● **Goal**
Look through the material below. Copy every line with the string "Operating" in it.

:::::

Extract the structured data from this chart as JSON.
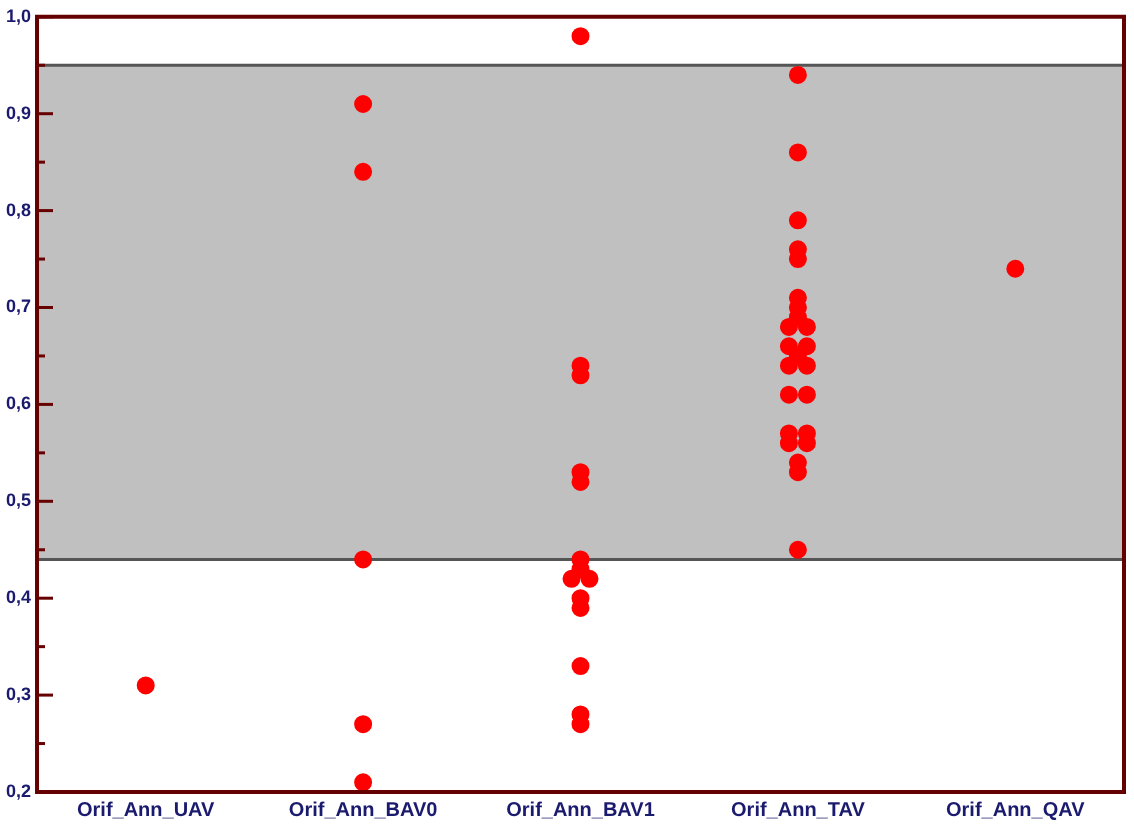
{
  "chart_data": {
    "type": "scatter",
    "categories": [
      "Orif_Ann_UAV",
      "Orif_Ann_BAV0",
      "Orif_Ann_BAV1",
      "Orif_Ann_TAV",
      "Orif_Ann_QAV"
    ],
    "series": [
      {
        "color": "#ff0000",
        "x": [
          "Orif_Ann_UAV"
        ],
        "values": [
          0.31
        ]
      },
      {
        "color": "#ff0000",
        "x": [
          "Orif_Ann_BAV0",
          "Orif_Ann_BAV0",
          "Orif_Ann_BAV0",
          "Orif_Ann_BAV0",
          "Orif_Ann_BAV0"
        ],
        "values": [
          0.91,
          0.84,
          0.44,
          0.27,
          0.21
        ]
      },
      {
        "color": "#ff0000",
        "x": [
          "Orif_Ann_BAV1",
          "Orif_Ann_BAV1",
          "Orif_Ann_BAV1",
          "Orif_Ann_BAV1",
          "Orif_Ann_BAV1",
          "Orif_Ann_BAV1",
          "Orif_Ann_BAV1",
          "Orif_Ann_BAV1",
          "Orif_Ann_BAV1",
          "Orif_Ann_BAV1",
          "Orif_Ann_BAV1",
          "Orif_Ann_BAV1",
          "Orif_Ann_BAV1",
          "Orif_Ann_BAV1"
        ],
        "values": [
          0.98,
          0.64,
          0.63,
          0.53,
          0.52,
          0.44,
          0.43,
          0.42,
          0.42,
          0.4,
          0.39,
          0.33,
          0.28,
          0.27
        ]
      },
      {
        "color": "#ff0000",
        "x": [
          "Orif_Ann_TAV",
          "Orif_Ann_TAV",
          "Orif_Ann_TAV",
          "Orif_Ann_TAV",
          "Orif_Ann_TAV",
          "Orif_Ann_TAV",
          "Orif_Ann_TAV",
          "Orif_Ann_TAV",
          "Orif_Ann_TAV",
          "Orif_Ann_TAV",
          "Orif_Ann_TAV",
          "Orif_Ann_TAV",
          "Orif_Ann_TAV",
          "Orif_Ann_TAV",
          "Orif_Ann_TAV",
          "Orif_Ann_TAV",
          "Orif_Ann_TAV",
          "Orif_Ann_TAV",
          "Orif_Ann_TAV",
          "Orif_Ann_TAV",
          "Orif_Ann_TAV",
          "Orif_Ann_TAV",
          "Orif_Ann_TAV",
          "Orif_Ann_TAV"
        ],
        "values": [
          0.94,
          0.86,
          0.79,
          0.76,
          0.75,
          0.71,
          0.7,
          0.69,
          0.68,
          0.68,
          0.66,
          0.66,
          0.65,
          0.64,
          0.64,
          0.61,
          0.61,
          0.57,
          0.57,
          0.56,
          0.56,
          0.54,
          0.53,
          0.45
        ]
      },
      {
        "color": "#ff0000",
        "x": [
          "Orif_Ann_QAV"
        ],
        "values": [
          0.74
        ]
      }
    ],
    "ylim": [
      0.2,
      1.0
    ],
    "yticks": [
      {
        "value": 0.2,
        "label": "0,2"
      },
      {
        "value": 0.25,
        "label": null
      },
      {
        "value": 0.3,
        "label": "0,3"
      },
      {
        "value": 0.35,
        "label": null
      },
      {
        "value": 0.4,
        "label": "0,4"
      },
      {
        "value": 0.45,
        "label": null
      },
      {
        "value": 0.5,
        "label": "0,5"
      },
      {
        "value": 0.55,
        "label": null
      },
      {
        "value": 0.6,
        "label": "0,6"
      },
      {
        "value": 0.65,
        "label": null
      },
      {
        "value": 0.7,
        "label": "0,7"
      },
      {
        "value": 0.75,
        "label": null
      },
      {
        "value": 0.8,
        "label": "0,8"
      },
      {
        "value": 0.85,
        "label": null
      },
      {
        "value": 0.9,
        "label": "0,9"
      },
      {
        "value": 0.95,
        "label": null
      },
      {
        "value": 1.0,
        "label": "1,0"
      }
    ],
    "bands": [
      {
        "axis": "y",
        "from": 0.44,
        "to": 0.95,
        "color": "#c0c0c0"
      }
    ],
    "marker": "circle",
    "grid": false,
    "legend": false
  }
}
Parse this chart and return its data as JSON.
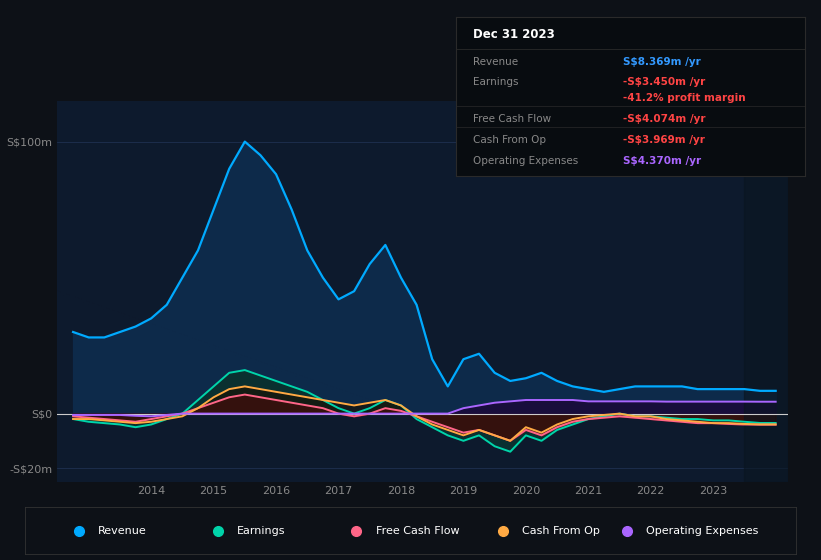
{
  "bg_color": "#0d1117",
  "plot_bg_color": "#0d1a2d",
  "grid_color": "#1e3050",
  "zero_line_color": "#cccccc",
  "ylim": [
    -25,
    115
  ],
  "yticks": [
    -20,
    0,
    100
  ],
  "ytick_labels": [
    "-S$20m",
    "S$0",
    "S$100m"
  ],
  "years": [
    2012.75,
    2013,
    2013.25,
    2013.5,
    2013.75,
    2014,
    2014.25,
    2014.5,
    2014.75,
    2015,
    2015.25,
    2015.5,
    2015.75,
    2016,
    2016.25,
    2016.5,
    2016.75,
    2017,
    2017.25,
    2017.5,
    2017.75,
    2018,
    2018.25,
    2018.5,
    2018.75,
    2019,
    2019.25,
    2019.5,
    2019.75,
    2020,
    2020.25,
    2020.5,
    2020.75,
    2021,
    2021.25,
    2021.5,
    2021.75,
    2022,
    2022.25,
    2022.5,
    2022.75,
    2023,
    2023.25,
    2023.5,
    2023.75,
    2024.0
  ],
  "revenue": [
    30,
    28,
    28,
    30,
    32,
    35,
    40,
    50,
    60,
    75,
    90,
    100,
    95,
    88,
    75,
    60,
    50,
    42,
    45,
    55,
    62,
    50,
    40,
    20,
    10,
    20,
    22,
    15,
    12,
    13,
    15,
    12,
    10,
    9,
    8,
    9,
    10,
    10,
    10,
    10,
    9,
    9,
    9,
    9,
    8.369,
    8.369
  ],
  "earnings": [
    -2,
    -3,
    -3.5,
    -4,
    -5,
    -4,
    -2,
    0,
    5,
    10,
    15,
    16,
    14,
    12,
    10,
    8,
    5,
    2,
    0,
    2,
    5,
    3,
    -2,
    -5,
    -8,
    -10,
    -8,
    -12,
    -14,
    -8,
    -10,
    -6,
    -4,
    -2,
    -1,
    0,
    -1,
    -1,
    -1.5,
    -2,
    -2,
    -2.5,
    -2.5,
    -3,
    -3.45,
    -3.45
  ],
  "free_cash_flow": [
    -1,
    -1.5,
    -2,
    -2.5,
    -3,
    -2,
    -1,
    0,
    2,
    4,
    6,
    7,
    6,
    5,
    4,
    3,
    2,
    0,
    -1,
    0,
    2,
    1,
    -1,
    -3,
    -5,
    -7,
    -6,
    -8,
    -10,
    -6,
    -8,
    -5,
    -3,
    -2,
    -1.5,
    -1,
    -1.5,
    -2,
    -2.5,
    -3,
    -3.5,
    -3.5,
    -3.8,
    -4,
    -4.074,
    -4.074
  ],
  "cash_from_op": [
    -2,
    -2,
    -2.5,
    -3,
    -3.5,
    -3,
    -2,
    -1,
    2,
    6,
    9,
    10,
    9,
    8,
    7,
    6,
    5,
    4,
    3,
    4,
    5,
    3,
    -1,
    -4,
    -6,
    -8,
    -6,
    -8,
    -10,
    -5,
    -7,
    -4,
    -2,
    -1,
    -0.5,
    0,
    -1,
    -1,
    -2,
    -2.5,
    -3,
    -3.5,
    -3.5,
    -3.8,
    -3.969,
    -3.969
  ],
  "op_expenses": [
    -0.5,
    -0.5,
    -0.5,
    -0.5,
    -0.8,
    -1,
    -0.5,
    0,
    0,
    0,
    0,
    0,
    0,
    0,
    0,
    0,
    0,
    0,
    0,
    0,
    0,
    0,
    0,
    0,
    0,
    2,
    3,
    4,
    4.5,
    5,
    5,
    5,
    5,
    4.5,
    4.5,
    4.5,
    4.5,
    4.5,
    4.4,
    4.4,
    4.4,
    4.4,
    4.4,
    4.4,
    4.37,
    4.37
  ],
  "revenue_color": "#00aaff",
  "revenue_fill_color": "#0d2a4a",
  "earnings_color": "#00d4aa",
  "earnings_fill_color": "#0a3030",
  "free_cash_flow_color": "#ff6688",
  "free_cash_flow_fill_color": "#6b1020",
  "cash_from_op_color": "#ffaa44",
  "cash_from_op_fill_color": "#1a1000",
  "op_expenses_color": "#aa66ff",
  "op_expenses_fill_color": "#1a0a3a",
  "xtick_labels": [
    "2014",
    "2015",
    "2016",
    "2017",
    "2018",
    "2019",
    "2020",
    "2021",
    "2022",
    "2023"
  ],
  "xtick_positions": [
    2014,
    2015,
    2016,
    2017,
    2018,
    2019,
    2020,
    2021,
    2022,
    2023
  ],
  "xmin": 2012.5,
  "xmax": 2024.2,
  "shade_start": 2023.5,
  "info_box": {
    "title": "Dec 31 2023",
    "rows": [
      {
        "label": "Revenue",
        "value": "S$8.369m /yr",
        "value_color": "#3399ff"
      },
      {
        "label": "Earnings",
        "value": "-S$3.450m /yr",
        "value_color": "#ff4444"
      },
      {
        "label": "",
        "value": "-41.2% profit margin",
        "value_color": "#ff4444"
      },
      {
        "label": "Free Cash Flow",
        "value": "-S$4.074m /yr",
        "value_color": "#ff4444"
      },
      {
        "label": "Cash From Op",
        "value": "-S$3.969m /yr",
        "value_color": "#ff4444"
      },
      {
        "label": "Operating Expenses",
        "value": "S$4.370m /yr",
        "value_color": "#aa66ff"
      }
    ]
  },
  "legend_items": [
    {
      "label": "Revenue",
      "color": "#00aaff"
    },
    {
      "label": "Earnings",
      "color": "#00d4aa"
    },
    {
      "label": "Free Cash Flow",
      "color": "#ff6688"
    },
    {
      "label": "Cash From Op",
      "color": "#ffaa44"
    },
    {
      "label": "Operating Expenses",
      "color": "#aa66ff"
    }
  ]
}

:::::

● **The answer**
        "label": "Operating Expenses",
      "label": "Operating Expenses",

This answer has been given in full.